Your task ▸
Exactly repeat the full listing that follows.
[Begin Records provided]
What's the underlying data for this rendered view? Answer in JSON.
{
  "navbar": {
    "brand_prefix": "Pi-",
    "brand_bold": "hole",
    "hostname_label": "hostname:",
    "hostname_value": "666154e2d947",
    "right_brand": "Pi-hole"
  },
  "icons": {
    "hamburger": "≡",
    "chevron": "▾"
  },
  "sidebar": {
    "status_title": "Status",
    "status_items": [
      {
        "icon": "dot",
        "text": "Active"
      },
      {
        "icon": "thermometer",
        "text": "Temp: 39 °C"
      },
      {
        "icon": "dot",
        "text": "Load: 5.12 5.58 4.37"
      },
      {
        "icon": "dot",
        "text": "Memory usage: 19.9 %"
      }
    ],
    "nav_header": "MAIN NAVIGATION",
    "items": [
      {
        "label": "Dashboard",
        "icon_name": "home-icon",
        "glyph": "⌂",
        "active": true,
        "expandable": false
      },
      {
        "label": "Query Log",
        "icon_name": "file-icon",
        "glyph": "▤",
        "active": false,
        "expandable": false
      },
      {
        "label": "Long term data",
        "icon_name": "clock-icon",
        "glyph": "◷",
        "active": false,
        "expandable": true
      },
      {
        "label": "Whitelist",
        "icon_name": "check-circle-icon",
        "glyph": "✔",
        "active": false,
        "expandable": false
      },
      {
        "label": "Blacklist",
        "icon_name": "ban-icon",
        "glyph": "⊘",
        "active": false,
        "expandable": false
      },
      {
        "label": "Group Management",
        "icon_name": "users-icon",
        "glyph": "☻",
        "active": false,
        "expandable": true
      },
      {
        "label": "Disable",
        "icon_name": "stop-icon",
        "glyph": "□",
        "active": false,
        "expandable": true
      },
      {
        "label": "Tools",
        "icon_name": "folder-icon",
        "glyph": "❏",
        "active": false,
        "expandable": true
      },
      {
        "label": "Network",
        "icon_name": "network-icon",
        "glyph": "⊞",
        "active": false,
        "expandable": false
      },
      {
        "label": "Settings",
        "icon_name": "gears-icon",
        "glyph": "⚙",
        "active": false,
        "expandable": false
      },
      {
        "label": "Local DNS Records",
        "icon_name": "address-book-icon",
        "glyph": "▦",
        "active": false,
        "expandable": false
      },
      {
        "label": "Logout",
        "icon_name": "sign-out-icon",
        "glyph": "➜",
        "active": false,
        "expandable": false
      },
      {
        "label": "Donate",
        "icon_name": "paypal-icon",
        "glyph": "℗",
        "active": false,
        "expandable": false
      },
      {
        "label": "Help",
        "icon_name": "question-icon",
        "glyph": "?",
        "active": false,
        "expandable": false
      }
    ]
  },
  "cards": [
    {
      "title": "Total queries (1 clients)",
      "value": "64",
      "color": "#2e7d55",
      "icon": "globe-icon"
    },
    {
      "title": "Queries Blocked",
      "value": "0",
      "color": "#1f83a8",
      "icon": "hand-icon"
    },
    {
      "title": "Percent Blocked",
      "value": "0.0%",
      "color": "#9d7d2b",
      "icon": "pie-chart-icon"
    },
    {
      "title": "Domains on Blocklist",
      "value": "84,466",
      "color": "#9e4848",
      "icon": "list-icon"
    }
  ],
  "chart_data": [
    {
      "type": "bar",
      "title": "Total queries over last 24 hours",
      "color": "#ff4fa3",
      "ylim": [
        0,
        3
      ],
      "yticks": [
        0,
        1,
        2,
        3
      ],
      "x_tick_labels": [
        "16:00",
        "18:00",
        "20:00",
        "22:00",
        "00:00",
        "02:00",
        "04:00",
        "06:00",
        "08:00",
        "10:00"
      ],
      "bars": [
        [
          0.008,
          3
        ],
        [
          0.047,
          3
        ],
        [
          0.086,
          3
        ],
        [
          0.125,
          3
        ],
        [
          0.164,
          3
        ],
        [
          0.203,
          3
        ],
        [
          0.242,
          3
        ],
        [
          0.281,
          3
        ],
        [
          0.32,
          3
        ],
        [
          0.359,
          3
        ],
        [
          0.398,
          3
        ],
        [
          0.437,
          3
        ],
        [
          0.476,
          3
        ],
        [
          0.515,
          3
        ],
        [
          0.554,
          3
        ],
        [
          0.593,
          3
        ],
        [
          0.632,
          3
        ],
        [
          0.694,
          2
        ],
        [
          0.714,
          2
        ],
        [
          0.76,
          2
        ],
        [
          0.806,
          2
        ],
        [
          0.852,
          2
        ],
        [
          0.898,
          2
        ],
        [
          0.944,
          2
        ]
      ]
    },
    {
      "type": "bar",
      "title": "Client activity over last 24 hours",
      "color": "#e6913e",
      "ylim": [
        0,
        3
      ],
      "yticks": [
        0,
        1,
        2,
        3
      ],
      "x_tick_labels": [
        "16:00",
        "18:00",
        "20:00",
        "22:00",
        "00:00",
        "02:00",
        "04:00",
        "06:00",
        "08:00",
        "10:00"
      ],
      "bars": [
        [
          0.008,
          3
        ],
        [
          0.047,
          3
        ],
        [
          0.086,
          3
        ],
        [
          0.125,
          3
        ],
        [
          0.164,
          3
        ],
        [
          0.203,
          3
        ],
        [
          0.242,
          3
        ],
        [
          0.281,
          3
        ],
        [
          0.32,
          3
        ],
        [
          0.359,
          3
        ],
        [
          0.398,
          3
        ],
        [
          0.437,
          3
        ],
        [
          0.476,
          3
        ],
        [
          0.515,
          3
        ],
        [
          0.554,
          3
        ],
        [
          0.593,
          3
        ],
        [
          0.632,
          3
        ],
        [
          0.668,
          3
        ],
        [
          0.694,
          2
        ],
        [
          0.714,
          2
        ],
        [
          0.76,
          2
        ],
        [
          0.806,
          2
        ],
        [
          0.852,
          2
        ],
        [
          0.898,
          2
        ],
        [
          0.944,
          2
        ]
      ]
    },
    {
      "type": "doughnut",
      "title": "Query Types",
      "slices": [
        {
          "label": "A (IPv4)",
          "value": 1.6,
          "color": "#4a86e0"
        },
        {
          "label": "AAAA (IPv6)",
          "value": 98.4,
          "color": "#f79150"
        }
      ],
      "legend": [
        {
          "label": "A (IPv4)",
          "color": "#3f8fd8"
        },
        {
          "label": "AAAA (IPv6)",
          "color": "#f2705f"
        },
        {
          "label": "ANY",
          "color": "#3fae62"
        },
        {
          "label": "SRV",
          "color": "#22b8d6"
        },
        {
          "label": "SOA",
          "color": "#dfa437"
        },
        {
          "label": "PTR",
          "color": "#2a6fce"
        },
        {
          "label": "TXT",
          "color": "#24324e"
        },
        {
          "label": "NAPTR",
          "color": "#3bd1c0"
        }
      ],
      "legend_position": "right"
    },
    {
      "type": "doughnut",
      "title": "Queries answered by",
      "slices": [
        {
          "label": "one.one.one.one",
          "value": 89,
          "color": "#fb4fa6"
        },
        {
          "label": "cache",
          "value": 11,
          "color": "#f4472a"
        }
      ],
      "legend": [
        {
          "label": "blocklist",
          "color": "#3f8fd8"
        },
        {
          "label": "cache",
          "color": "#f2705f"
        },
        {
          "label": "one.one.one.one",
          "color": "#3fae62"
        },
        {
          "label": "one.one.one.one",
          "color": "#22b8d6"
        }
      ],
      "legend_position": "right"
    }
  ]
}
[End Records provided]
Written solution ▸
What's the underlying data for this rendered view? Answer in JSON.
{
  "navbar": {
    "brand_prefix": "Pi-",
    "brand_bold": "hole",
    "hostname_label": "hostname:",
    "hostname_value": "666154e2d947",
    "right_brand": "Pi-hole"
  },
  "icons": {
    "hamburger": "≡",
    "chevron": "▾"
  },
  "sidebar": {
    "status_title": "Status",
    "status_items": [
      {
        "icon": "dot",
        "text": "Active"
      },
      {
        "icon": "thermometer",
        "text": "Temp: 39 °C"
      },
      {
        "icon": "dot",
        "text": "Load: 5.12 5.58 4.37"
      },
      {
        "icon": "dot",
        "text": "Memory usage: 19.9 %"
      }
    ],
    "nav_header": "MAIN NAVIGATION",
    "items": [
      {
        "label": "Dashboard",
        "icon_name": "home-icon",
        "glyph": "⌂",
        "active": true,
        "expandable": false
      },
      {
        "label": "Query Log",
        "icon_name": "file-icon",
        "glyph": "▤",
        "active": false,
        "expandable": false
      },
      {
        "label": "Long term data",
        "icon_name": "clock-icon",
        "glyph": "◷",
        "active": false,
        "expandable": true
      },
      {
        "label": "Whitelist",
        "icon_name": "check-circle-icon",
        "glyph": "✔",
        "active": false,
        "expandable": false
      },
      {
        "label": "Blacklist",
        "icon_name": "ban-icon",
        "glyph": "⊘",
        "active": false,
        "expandable": false
      },
      {
        "label": "Group Management",
        "icon_name": "users-icon",
        "glyph": "☻",
        "active": false,
        "expandable": true
      },
      {
        "label": "Disable",
        "icon_name": "stop-icon",
        "glyph": "□",
        "active": false,
        "expandable": true
      },
      {
        "label": "Tools",
        "icon_name": "folder-icon",
        "glyph": "❏",
        "active": false,
        "expandable": true
      },
      {
        "label": "Network",
        "icon_name": "network-icon",
        "glyph": "⊞",
        "active": false,
        "expandable": false
      },
      {
        "label": "Settings",
        "icon_name": "gears-icon",
        "glyph": "⚙",
        "active": false,
        "expandable": false
      },
      {
        "label": "Local DNS Records",
        "icon_name": "address-book-icon",
        "glyph": "▦",
        "active": false,
        "expandable": false
      },
      {
        "label": "Logout",
        "icon_name": "sign-out-icon",
        "glyph": "➜",
        "active": false,
        "expandable": false
      },
      {
        "label": "Donate",
        "icon_name": "paypal-icon",
        "glyph": "℗",
        "active": false,
        "expandable": false
      },
      {
        "label": "Help",
        "icon_name": "question-icon",
        "glyph": "?",
        "active": false,
        "expandable": false
      }
    ]
  },
  "cards": [
    {
      "title": "Total queries (1 clients)",
      "value": "64",
      "color": "#2e7d55",
      "icon": "globe-icon"
    },
    {
      "title": "Queries Blocked",
      "value": "0",
      "color": "#1f83a8",
      "icon": "hand-icon"
    },
    {
      "title": "Percent Blocked",
      "value": "0.0%",
      "color": "#9d7d2b",
      "icon": "pie-chart-icon"
    },
    {
      "title": "Domains on Blocklist",
      "value": "84,466",
      "color": "#9e4848",
      "icon": "list-icon"
    }
  ],
  "chart_data": [
    {
      "type": "bar",
      "title": "Total queries over last 24 hours",
      "color": "#ff4fa3",
      "ylim": [
        0,
        3
      ],
      "yticks": [
        0,
        1,
        2,
        3
      ],
      "x_tick_labels": [
        "16:00",
        "18:00",
        "20:00",
        "22:00",
        "00:00",
        "02:00",
        "04:00",
        "06:00",
        "08:00",
        "10:00"
      ],
      "bars": [
        [
          0.008,
          3
        ],
        [
          0.047,
          3
        ],
        [
          0.086,
          3
        ],
        [
          0.125,
          3
        ],
        [
          0.164,
          3
        ],
        [
          0.203,
          3
        ],
        [
          0.242,
          3
        ],
        [
          0.281,
          3
        ],
        [
          0.32,
          3
        ],
        [
          0.359,
          3
        ],
        [
          0.398,
          3
        ],
        [
          0.437,
          3
        ],
        [
          0.476,
          3
        ],
        [
          0.515,
          3
        ],
        [
          0.554,
          3
        ],
        [
          0.593,
          3
        ],
        [
          0.632,
          3
        ],
        [
          0.694,
          2
        ],
        [
          0.714,
          2
        ],
        [
          0.76,
          2
        ],
        [
          0.806,
          2
        ],
        [
          0.852,
          2
        ],
        [
          0.898,
          2
        ],
        [
          0.944,
          2
        ]
      ]
    },
    {
      "type": "bar",
      "title": "Client activity over last 24 hours",
      "color": "#e6913e",
      "ylim": [
        0,
        3
      ],
      "yticks": [
        0,
        1,
        2,
        3
      ],
      "x_tick_labels": [
        "16:00",
        "18:00",
        "20:00",
        "22:00",
        "00:00",
        "02:00",
        "04:00",
        "06:00",
        "08:00",
        "10:00"
      ],
      "bars": [
        [
          0.008,
          3
        ],
        [
          0.047,
          3
        ],
        [
          0.086,
          3
        ],
        [
          0.125,
          3
        ],
        [
          0.164,
          3
        ],
        [
          0.203,
          3
        ],
        [
          0.242,
          3
        ],
        [
          0.281,
          3
        ],
        [
          0.32,
          3
        ],
        [
          0.359,
          3
        ],
        [
          0.398,
          3
        ],
        [
          0.437,
          3
        ],
        [
          0.476,
          3
        ],
        [
          0.515,
          3
        ],
        [
          0.554,
          3
        ],
        [
          0.593,
          3
        ],
        [
          0.632,
          3
        ],
        [
          0.668,
          3
        ],
        [
          0.694,
          2
        ],
        [
          0.714,
          2
        ],
        [
          0.76,
          2
        ],
        [
          0.806,
          2
        ],
        [
          0.852,
          2
        ],
        [
          0.898,
          2
        ],
        [
          0.944,
          2
        ]
      ]
    },
    {
      "type": "doughnut",
      "title": "Query Types",
      "slices": [
        {
          "label": "A (IPv4)",
          "value": 1.6,
          "color": "#4a86e0"
        },
        {
          "label": "AAAA (IPv6)",
          "value": 98.4,
          "color": "#f79150"
        }
      ],
      "legend": [
        {
          "label": "A (IPv4)",
          "color": "#3f8fd8"
        },
        {
          "label": "AAAA (IPv6)",
          "color": "#f2705f"
        },
        {
          "label": "ANY",
          "color": "#3fae62"
        },
        {
          "label": "SRV",
          "color": "#22b8d6"
        },
        {
          "label": "SOA",
          "color": "#dfa437"
        },
        {
          "label": "PTR",
          "color": "#2a6fce"
        },
        {
          "label": "TXT",
          "color": "#24324e"
        },
        {
          "label": "NAPTR",
          "color": "#3bd1c0"
        }
      ],
      "legend_position": "right"
    },
    {
      "type": "doughnut",
      "title": "Queries answered by",
      "slices": [
        {
          "label": "one.one.one.one",
          "value": 89,
          "color": "#fb4fa6"
        },
        {
          "label": "cache",
          "value": 11,
          "color": "#f4472a"
        }
      ],
      "legend": [
        {
          "label": "blocklist",
          "color": "#3f8fd8"
        },
        {
          "label": "cache",
          "color": "#f2705f"
        },
        {
          "label": "one.one.one.one",
          "color": "#3fae62"
        },
        {
          "label": "one.one.one.one",
          "color": "#22b8d6"
        }
      ],
      "legend_position": "right"
    }
  ]
}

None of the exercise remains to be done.